Dataset items
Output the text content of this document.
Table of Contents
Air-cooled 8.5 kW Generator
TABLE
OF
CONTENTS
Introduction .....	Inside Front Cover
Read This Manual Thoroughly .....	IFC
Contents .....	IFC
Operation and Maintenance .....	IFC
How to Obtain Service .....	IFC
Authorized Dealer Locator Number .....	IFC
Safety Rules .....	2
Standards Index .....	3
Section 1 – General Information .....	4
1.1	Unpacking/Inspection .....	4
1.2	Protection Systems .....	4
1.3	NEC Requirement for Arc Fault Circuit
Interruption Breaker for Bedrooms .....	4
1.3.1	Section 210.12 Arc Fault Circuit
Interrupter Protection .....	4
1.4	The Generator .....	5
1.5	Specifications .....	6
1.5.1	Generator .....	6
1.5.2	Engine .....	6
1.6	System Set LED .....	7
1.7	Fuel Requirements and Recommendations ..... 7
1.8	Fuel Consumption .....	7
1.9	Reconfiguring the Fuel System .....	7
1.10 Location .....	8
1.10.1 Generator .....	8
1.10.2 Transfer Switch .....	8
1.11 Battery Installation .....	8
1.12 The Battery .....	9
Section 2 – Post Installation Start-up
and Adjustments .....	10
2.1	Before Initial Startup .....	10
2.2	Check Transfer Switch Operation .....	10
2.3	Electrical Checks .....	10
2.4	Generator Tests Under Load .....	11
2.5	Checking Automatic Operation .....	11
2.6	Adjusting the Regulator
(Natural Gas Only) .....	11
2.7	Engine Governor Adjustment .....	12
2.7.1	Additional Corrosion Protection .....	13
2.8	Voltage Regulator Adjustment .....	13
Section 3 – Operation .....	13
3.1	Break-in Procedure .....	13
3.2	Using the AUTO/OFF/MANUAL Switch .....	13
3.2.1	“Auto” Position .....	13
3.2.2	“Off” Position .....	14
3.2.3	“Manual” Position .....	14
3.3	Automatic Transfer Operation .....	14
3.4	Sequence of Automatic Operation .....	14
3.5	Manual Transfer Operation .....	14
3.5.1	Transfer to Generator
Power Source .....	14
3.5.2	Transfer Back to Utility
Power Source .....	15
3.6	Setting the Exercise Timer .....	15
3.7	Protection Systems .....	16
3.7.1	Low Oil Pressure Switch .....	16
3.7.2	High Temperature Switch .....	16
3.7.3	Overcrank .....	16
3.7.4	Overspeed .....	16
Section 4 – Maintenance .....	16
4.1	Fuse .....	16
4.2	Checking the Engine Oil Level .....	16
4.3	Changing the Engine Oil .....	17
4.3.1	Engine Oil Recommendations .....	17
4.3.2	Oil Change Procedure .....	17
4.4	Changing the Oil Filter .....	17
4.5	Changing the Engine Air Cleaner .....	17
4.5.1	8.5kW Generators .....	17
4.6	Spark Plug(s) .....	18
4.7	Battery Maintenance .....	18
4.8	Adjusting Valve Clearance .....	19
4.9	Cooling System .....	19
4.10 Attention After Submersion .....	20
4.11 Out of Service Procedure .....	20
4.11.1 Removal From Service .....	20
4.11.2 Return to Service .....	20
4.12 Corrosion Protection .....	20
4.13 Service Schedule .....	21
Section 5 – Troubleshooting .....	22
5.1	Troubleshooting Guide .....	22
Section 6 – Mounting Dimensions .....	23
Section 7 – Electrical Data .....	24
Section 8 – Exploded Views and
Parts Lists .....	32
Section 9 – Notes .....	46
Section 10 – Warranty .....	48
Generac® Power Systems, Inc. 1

» **Exercise instructions**: Reproduce each line holding the word "Automatic".

» **Answer in full**:
2.5	Checking Automatic Operation .....	11
3.3	Automatic Transfer Operation .....	14
3.4	Sequence of Automatic Operation .....	14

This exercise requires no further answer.